* _Do this_: In the listing that follows, count each line containing the string "number" and report only the count.

* _Raw data_:
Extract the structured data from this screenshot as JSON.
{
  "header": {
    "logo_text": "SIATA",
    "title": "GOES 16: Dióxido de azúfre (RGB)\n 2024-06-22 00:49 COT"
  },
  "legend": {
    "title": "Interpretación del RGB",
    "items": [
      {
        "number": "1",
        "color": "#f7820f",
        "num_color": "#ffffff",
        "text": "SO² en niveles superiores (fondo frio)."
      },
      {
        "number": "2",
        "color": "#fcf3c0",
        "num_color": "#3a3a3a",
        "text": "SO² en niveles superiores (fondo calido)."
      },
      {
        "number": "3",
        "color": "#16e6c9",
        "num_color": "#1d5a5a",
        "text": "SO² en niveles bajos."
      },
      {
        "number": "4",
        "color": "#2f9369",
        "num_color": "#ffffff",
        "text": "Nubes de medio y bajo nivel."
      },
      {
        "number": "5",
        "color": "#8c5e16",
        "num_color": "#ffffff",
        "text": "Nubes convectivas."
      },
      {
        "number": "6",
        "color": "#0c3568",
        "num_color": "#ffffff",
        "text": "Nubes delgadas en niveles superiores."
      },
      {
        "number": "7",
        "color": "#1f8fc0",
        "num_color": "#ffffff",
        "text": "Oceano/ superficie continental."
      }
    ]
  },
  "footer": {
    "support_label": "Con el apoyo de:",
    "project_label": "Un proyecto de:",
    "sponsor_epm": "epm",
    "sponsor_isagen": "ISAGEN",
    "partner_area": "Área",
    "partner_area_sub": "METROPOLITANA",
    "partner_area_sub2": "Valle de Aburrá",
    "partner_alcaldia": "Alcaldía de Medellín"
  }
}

--

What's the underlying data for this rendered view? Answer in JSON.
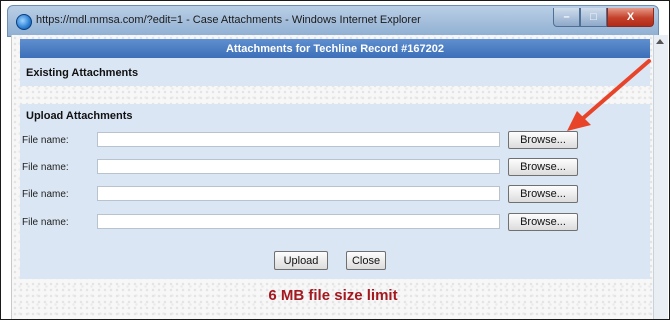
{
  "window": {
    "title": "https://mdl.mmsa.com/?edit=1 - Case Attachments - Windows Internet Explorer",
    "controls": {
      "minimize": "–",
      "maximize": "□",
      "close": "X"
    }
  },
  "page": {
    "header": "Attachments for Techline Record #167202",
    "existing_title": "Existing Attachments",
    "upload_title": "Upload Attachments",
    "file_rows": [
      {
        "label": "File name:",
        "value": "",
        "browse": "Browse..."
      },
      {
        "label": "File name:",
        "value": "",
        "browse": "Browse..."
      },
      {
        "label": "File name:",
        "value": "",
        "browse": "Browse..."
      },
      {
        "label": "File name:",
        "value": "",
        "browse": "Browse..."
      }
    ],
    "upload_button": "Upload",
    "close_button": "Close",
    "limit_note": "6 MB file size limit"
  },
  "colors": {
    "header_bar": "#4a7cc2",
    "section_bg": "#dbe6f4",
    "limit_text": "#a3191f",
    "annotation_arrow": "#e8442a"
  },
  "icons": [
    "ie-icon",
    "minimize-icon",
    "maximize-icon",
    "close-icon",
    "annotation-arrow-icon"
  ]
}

* _Written solution_: 7